[WRITTEN EXERCISE] Copy every line of the following data that includes the string "source".

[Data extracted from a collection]
◇ ◇ ◇ ◇ ◇
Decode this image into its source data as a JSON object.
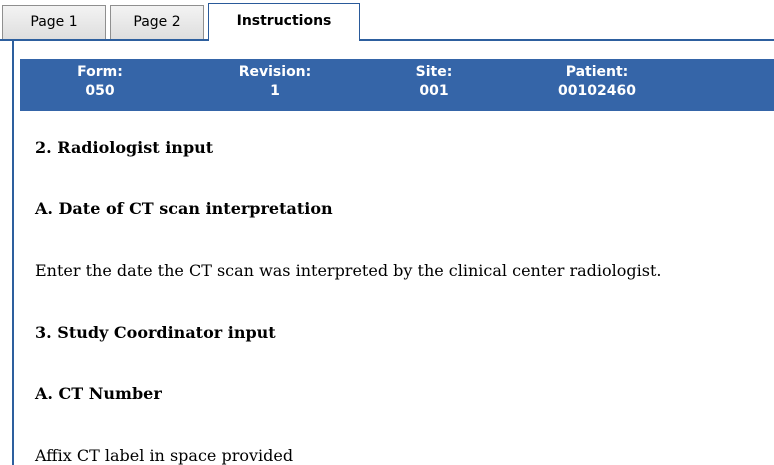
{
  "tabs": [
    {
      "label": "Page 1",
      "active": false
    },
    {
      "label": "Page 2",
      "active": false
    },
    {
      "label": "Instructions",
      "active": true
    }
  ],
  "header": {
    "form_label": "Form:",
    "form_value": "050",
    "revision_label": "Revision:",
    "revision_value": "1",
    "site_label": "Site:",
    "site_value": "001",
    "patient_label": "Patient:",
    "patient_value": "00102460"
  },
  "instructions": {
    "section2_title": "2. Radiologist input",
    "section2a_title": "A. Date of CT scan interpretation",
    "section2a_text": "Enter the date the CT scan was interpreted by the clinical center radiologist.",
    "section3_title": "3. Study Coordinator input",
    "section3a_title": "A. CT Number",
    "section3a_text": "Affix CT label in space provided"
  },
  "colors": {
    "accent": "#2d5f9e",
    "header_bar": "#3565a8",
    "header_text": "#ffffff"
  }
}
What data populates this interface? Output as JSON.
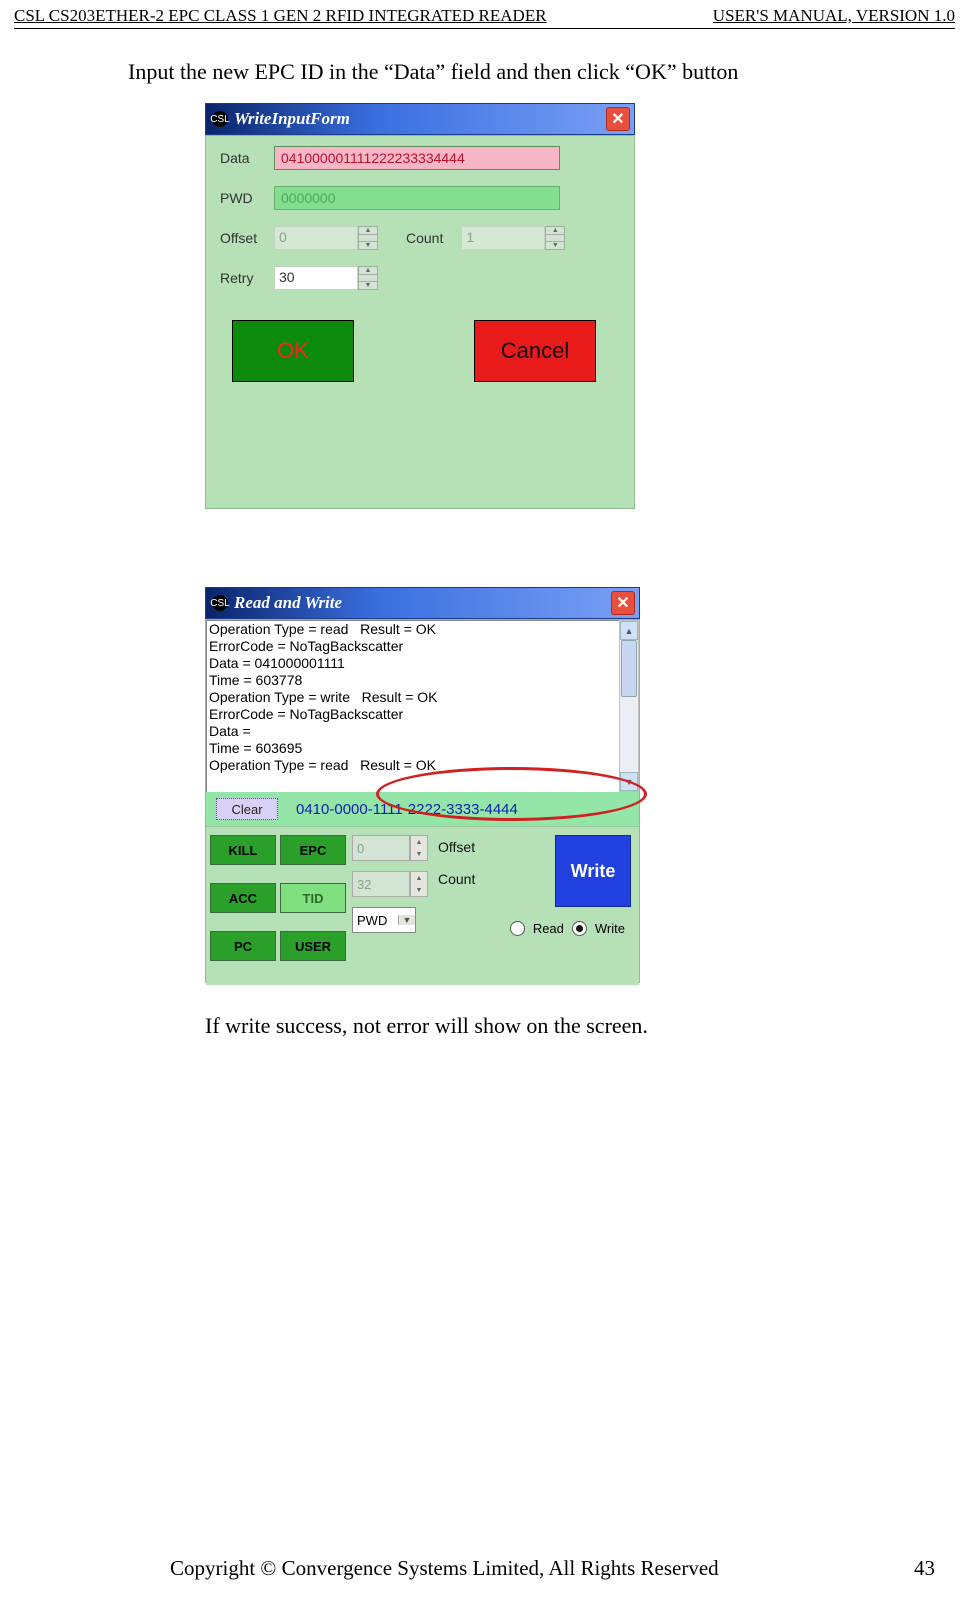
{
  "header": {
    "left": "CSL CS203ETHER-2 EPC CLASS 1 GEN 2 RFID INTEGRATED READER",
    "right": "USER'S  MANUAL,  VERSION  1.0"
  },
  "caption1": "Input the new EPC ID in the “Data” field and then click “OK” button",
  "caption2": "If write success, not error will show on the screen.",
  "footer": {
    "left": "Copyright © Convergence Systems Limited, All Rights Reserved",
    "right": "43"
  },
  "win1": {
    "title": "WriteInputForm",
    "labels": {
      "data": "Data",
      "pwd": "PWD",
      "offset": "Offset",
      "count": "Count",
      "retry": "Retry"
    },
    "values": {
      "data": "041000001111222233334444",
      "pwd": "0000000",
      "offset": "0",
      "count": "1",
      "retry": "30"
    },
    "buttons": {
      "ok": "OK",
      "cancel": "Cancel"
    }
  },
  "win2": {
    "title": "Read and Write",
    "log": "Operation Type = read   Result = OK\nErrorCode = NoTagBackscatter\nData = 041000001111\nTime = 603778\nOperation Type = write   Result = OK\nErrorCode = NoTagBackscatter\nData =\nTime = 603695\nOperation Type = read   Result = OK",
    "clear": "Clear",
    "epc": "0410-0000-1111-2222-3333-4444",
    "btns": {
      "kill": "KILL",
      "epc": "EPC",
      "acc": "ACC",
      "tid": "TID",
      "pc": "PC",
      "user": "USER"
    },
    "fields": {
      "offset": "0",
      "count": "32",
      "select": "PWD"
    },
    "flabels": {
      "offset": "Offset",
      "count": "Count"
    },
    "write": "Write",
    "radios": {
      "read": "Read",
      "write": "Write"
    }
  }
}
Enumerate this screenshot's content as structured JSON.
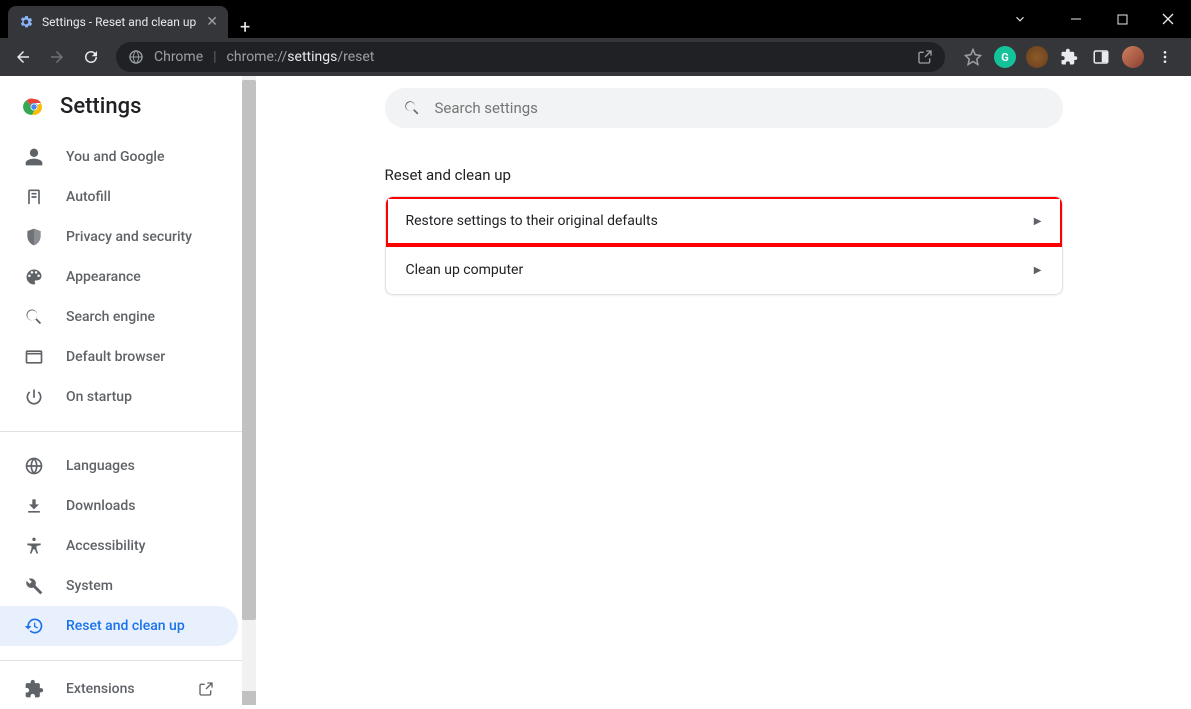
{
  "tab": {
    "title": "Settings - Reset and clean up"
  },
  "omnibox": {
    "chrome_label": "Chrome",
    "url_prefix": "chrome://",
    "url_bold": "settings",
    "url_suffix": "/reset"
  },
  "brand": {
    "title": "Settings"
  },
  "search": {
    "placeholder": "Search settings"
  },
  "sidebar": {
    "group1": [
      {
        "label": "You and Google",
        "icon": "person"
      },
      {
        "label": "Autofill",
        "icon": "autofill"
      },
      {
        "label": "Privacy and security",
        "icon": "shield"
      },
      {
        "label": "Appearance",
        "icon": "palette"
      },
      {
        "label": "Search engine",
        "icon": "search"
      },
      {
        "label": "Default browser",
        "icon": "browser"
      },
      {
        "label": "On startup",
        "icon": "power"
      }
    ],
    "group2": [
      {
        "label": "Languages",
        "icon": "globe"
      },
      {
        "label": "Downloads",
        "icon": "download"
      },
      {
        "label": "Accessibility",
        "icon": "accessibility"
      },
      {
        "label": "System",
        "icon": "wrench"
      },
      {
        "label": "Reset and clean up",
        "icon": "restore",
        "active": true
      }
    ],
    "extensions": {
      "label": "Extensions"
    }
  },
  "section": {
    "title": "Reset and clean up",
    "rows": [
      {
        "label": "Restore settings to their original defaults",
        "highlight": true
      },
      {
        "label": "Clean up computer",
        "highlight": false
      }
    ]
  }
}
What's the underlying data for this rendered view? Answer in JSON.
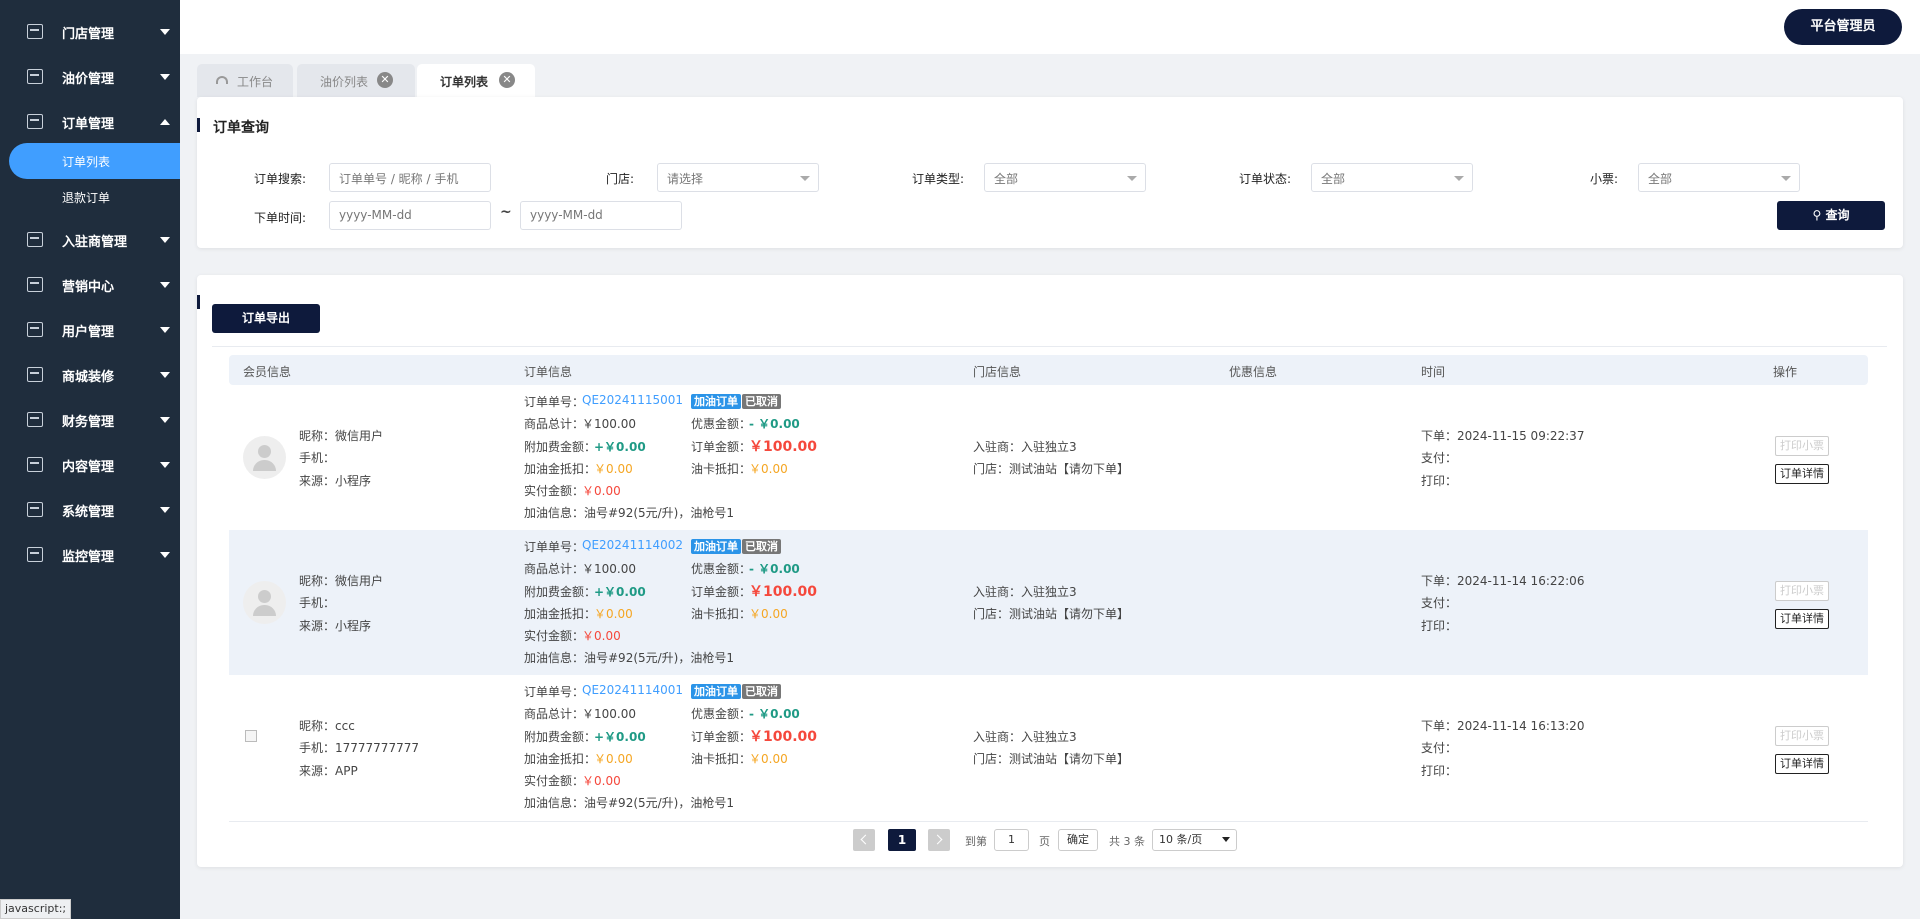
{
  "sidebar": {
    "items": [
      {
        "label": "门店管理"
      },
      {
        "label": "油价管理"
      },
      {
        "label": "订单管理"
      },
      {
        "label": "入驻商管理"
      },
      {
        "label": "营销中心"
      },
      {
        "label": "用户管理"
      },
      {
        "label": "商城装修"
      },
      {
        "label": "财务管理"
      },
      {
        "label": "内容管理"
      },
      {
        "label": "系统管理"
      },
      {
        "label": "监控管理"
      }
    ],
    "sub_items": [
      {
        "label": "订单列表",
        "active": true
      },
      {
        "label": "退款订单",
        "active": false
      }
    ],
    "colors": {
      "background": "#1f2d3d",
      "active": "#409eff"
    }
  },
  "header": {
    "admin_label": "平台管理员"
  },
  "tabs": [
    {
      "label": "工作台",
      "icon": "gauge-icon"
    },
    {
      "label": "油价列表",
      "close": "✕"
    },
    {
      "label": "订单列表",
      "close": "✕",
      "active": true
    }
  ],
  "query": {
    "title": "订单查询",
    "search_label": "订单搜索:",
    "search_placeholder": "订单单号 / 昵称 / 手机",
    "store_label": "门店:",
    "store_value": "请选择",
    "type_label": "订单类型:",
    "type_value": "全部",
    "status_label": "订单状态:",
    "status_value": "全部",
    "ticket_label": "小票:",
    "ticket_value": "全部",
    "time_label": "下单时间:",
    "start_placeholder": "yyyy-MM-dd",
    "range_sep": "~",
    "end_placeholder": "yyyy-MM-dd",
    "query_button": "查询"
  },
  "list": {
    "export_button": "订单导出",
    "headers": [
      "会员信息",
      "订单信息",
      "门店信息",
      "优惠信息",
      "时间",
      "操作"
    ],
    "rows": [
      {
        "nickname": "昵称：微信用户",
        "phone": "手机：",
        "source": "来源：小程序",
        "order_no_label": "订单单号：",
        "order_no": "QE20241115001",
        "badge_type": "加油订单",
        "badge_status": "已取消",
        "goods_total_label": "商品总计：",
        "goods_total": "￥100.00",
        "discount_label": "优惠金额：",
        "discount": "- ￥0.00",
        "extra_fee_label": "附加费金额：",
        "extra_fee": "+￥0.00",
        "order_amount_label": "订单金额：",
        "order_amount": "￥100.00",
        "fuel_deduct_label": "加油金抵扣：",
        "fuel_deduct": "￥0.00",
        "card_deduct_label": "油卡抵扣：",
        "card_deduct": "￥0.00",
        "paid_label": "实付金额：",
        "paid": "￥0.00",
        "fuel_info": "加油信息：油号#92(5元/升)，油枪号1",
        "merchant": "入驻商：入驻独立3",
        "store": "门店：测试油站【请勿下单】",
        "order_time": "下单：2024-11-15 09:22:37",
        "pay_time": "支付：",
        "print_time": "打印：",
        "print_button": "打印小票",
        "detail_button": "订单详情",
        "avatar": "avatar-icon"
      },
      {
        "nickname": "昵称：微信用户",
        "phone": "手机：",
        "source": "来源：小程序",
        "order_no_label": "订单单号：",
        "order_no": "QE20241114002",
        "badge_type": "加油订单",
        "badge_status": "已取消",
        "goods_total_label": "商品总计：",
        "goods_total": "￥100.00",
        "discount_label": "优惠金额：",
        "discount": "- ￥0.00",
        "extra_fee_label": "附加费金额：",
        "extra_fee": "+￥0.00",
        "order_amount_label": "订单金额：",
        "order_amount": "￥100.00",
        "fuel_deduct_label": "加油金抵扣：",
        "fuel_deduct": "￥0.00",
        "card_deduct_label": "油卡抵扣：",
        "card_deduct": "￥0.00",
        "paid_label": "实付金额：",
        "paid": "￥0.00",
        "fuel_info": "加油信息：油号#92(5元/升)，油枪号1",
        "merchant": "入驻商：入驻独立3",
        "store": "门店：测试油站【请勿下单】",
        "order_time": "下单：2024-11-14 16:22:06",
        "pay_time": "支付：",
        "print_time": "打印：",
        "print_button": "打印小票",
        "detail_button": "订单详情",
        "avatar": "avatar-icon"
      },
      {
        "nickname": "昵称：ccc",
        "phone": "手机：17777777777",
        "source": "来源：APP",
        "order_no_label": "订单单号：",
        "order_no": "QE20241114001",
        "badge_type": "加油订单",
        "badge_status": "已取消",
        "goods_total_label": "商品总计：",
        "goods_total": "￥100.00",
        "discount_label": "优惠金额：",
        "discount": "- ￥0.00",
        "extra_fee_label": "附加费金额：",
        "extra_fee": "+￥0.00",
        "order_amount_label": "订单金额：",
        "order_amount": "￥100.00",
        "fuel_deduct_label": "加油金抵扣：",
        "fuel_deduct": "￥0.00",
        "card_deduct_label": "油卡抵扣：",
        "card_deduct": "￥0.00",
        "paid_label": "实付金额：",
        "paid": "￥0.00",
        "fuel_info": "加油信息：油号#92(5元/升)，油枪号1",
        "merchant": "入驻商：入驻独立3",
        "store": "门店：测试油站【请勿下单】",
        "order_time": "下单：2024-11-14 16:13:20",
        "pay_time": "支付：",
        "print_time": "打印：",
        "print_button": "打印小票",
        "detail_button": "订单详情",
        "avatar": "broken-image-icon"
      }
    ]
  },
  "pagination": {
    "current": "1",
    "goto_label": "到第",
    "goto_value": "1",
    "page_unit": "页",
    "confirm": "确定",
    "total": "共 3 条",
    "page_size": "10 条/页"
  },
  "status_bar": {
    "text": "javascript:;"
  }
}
◇ ◇ ◇ ◇ ◇
[EXPECTED ANSWER]
Decode this image into its source data as a JSON object.
        "source": "来源：小程序",
        "source": "来源：小程序",
        "source": "来源：APP",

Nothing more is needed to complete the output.